### Source records:
** BEGIN **
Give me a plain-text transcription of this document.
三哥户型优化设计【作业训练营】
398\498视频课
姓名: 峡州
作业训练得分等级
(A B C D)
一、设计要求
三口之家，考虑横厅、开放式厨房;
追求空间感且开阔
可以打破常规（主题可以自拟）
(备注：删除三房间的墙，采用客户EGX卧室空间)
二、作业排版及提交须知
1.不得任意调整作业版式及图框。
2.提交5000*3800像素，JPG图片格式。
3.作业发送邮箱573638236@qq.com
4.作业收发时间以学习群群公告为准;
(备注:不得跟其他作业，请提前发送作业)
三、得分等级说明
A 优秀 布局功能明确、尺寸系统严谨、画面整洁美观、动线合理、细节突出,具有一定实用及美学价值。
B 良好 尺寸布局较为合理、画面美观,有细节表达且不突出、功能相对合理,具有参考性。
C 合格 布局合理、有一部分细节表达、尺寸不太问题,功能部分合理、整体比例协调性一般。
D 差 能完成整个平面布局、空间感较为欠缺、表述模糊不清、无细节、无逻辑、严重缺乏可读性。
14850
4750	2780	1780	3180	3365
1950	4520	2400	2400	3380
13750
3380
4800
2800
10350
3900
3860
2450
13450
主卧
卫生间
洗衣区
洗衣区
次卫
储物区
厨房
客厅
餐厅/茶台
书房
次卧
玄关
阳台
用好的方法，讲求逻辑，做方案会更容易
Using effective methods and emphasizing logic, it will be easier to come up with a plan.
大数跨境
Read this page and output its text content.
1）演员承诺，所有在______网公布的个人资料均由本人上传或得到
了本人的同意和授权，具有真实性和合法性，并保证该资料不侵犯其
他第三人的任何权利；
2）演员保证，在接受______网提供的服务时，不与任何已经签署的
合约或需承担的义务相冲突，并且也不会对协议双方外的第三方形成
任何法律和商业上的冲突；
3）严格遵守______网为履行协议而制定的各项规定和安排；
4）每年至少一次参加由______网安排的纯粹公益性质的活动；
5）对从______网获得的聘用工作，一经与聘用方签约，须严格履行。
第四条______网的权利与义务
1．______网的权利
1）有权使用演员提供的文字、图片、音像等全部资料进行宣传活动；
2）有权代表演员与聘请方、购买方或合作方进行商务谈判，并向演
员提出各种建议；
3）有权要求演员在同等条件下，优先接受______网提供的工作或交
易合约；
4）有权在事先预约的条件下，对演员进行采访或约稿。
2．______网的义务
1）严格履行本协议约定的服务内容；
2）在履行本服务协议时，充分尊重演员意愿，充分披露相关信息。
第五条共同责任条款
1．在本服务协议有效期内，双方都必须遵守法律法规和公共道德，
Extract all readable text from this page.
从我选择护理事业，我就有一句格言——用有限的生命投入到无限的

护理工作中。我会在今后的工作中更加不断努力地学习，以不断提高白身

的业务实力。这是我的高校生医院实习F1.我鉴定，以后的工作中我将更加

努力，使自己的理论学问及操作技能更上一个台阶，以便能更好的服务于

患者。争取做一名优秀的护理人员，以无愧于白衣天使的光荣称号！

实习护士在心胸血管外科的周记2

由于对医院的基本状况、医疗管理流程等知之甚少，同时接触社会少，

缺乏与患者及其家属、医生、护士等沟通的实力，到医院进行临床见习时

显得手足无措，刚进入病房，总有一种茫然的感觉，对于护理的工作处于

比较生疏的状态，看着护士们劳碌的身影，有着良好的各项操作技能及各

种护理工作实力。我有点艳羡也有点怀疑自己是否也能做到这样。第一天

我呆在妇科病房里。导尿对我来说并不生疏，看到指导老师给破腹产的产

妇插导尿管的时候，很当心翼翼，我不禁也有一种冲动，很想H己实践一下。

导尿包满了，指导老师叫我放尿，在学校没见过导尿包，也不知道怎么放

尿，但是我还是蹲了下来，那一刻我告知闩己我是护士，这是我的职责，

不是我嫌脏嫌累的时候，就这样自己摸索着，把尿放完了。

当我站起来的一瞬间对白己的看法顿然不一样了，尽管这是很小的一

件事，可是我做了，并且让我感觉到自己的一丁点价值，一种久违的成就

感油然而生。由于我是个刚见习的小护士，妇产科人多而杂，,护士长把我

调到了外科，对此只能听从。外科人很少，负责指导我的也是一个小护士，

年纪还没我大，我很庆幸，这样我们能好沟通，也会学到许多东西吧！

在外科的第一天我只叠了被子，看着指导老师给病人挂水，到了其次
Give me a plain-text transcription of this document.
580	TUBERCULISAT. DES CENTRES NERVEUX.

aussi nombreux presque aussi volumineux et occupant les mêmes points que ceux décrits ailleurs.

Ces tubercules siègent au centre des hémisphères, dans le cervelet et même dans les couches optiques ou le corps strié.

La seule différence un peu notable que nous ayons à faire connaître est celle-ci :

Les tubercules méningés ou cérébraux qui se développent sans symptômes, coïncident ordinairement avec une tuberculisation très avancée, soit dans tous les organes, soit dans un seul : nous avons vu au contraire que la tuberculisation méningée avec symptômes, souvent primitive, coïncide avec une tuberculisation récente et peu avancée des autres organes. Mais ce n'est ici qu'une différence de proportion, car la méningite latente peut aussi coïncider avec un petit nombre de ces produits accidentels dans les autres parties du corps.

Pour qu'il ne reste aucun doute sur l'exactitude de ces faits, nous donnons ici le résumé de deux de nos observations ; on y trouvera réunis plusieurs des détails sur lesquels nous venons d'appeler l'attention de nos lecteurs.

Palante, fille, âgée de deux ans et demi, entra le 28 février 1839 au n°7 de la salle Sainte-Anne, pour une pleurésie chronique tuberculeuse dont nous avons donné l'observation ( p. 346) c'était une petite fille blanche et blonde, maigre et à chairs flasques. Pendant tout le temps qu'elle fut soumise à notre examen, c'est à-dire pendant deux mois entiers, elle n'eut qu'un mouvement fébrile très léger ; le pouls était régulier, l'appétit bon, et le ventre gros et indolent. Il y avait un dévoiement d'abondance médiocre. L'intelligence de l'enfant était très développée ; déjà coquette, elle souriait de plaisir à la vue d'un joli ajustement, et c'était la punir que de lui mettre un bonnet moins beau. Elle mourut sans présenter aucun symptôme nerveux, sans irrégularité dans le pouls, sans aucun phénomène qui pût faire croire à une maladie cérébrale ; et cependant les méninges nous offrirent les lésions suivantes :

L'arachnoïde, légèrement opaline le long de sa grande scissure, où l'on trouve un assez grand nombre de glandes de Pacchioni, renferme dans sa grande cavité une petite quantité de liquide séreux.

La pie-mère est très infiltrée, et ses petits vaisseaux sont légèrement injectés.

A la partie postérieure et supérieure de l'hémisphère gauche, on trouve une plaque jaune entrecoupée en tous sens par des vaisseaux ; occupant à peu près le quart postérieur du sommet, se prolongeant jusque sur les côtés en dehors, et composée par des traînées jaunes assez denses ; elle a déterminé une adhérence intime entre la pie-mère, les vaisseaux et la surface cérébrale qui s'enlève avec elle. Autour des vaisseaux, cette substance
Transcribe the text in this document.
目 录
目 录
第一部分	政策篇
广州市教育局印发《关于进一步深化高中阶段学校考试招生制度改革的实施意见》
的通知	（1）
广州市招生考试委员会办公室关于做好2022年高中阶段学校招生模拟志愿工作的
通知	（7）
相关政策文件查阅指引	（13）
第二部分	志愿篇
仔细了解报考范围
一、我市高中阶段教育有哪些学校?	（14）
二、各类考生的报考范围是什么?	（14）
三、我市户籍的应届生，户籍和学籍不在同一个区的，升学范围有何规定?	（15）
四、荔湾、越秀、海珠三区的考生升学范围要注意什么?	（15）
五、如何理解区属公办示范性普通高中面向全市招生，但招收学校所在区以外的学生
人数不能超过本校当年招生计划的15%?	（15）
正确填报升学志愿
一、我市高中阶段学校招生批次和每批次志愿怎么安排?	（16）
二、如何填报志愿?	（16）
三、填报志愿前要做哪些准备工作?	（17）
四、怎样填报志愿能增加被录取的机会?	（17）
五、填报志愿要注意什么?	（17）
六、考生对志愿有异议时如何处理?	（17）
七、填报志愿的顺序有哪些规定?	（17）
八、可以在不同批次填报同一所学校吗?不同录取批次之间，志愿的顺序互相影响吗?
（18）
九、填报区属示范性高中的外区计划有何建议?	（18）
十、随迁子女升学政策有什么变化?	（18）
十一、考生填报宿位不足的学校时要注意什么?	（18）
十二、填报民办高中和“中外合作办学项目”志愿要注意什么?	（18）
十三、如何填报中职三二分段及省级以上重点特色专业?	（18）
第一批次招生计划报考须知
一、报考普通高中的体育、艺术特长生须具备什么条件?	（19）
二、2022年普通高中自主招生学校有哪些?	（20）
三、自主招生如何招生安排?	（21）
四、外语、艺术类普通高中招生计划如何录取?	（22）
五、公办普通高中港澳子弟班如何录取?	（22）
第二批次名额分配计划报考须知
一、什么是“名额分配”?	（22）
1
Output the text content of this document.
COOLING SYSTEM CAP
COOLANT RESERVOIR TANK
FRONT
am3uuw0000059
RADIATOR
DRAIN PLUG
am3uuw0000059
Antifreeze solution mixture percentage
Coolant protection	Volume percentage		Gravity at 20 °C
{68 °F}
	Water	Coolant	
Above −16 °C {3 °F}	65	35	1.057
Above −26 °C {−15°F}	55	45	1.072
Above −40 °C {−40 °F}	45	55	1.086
** END **
### Stated exercise:
Take the line with "Output the text content of this document." and all lines after it to the last line, and reproduce them exactly.

### Answer to the problem:
Output the text content of this document.
COOLING SYSTEM CAP
COOLANT RESERVOIR TANK
FRONT
am3uuw0000059
RADIATOR
DRAIN PLUG
am3uuw0000059
Antifreeze solution mixture percentage
Coolant protection	Volume percentage		Gravity at 20 °C
{68 °F}
	Water	Coolant	
Above −16 °C {3 °F}	65	35	1.057
Above −26 °C {−15°F}	55	45	1.072
Above −40 °C {−40 °F}	45	55	1.086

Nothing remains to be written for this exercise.